GIVEN EXERCISE A: Rewrite the records from their first line through the line containing "190, 671, 320]", replacing "UI component" with "interface element" and leaving everything else unchanged.

PAGE EXCERPT:
------------------------

Author: Ron Hiram
Published: November 24, 2013
This article analyzes the most recent quarterly and the trailing twelve months (“TTM”) results of Targa Resources Partners LP (NGLS), looks “under the hood” to properly ascertain sustainability of Distributable Cash Flow (“DCF”) and assesses whether NGLS is financing its distributions via issuance of new units or debt. The task is not easy because the definitions of DCF and “Adjusted EBITDA”, the primary measures typically used by master limited partnerships (“MLPs”) to evaluate their operating results, are complex. In addition, each MLP may define these terms differently, making comparison across MLPs very difficult. But it is an exercise that must be undertaken, in conjunction with evaluating an MLP’s growth prospects, because sustainable distributions coverage provides some protection in a downside scenario. When faced with such a scenario, MLPs that cannot maintain their distributions, or are totally reliant on debt and equity to finance growth capital, are likely to suffer significantly greater price deterioration.

------------------------

AVAILABLE DATA:
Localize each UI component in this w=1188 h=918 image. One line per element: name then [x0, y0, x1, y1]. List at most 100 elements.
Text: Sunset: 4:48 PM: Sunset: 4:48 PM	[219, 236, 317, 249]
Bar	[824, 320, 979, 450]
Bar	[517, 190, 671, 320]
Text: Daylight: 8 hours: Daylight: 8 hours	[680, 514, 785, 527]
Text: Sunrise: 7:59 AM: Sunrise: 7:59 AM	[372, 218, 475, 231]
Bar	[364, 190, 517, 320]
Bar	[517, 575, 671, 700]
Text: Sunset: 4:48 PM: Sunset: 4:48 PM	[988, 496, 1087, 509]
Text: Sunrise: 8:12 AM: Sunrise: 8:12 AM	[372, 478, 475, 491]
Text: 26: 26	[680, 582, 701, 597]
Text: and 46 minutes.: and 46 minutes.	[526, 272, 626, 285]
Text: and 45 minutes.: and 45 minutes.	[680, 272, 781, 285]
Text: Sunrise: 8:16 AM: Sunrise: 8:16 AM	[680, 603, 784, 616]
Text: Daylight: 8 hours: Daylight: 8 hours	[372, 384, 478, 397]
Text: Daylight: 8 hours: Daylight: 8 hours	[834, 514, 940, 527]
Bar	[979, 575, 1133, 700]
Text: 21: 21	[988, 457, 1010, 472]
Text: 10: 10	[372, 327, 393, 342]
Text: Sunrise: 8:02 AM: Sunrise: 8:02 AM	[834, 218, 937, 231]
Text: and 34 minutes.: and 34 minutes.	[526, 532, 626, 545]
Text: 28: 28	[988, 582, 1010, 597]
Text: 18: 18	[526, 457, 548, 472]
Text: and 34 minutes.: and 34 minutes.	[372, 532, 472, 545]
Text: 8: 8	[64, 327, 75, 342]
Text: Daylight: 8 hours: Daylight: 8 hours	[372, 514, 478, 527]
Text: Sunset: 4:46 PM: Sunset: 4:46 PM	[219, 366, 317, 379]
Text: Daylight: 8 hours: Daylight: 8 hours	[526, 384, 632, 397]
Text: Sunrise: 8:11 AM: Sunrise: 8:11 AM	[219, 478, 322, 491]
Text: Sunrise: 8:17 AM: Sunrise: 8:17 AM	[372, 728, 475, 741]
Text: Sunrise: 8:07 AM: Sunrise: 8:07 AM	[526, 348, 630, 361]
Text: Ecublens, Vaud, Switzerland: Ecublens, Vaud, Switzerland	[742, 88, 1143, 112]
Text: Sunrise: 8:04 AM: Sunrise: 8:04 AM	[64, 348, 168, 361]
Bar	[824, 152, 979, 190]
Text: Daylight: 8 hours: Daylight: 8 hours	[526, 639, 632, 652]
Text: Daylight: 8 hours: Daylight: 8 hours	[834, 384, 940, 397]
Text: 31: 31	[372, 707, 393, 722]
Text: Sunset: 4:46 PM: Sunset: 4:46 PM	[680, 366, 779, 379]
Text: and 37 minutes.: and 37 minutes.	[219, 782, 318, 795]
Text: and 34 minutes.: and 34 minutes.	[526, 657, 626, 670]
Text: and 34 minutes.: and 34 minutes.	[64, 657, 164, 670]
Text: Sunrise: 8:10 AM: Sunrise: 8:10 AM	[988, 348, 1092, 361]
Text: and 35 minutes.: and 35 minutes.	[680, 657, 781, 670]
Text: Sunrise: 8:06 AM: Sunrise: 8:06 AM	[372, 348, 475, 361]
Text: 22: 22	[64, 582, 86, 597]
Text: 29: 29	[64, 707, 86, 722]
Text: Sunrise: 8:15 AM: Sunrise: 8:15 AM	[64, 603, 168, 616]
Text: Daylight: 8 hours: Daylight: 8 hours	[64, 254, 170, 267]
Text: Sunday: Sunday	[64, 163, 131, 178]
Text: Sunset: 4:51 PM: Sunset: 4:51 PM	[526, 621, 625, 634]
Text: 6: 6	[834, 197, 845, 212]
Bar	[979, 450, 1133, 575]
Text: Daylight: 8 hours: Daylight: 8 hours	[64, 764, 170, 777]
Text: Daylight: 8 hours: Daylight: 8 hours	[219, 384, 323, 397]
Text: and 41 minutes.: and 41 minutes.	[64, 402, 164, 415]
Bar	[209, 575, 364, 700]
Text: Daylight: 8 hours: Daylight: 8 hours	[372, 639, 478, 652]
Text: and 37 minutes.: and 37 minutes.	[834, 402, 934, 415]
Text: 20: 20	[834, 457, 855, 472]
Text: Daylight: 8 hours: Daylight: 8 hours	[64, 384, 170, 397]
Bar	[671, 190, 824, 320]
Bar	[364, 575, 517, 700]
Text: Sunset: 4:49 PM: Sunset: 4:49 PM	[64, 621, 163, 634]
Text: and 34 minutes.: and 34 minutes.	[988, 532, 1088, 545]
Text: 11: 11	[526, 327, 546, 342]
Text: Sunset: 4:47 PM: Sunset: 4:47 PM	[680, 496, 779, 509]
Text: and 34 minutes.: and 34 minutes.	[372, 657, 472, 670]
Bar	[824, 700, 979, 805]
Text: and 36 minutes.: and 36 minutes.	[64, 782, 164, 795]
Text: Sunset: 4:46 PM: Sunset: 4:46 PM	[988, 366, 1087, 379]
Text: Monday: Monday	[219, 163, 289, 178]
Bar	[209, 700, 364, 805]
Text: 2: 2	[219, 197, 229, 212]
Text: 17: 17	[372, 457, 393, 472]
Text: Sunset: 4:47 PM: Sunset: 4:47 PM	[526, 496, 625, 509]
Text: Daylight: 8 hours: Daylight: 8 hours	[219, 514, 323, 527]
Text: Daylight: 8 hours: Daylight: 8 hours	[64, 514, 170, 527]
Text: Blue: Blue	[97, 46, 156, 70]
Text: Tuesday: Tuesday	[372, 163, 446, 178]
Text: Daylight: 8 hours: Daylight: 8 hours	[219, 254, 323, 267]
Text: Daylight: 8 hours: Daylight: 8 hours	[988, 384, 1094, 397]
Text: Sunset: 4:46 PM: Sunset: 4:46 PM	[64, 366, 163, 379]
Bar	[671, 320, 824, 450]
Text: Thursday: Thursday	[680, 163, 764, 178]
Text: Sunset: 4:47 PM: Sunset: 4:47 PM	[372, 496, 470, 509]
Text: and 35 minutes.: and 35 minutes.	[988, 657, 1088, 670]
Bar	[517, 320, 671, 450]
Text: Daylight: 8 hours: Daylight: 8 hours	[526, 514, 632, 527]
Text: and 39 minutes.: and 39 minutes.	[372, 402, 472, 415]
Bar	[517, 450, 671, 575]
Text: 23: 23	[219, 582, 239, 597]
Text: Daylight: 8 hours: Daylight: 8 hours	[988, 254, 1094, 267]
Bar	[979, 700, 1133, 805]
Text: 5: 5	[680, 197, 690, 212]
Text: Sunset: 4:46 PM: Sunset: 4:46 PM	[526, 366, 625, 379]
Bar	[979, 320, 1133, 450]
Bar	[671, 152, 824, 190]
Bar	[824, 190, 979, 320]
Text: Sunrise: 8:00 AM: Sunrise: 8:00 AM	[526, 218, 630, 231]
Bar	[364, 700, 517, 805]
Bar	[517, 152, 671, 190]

------------------------

GIVEN EXERCISE B: In the article on Targa Resources Partners LP, what does the abbreviation "DCF" stand for?

RIGHT ANSWER A:
Localize each interface element in this w=1188 h=918 image. One line per element: name then [x0, y0, x1, y1]. List at most 100 elements.
Text: Sunset: 4:48 PM: Sunset: 4:48 PM	[219, 236, 317, 249]
Bar	[824, 320, 979, 450]
Bar	[517, 190, 671, 320]

RIGHT ANSWER B: Distributable Cash Flow